■ INPUT DATA ■
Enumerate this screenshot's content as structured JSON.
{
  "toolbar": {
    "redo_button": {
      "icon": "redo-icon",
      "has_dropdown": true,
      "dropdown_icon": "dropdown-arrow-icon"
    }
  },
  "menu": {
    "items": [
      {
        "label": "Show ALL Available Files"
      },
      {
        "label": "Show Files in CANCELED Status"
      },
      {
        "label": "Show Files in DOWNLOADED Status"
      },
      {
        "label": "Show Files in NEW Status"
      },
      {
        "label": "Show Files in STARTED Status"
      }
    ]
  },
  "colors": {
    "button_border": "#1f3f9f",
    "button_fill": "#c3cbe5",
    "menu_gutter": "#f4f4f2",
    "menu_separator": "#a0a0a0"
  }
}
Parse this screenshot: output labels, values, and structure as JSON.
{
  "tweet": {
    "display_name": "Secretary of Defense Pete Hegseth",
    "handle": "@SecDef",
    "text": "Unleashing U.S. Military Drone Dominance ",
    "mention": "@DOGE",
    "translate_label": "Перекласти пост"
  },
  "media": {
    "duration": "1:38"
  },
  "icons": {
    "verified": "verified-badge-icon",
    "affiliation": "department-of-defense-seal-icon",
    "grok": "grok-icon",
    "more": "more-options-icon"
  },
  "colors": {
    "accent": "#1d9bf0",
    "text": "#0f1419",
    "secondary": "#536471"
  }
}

■ INSTRUCTIONS FOR THE TASK ■
Restate the data above exactly, keeping each word as it stands.

■ ANSWER ■
Enumerate this screenshot's content as structured JSON.
{
  "toolbar": {
    "redo_button": {
      "icon": "redo-icon",
      "has_dropdown": true,
      "dropdown_icon": "dropdown-arrow-icon"
    }
  },
  "menu": {
    "items": [
      {
        "label": "Show ALL Available Files"
      },
      {
        "label": "Show Files in CANCELED Status"
      },
      {
        "label": "Show Files in DOWNLOADED Status"
      },
      {
        "label": "Show Files in NEW Status"
      },
      {
        "label": "Show Files in STARTED Status"
      }
    ]
  },
  "colors": {
    "button_border": "#1f3f9f",
    "button_fill": "#c3cbe5",
    "menu_gutter": "#f4f4f2",
    "menu_separator": "#a0a0a0"
  }
}
Parse this screenshot: output labels, values, and structure as JSON.
{
  "tweet": {
    "display_name": "Secretary of Defense Pete Hegseth",
    "handle": "@SecDef",
    "text": "Unleashing U.S. Military Drone Dominance ",
    "mention": "@DOGE",
    "translate_label": "Перекласти пост"
  },
  "media": {
    "duration": "1:38"
  },
  "icons": {
    "verified": "verified-badge-icon",
    "affiliation": "department-of-defense-seal-icon",
    "grok": "grok-icon",
    "more": "more-options-icon"
  },
  "colors": {
    "accent": "#1d9bf0",
    "text": "#0f1419",
    "secondary": "#536471"
  }
}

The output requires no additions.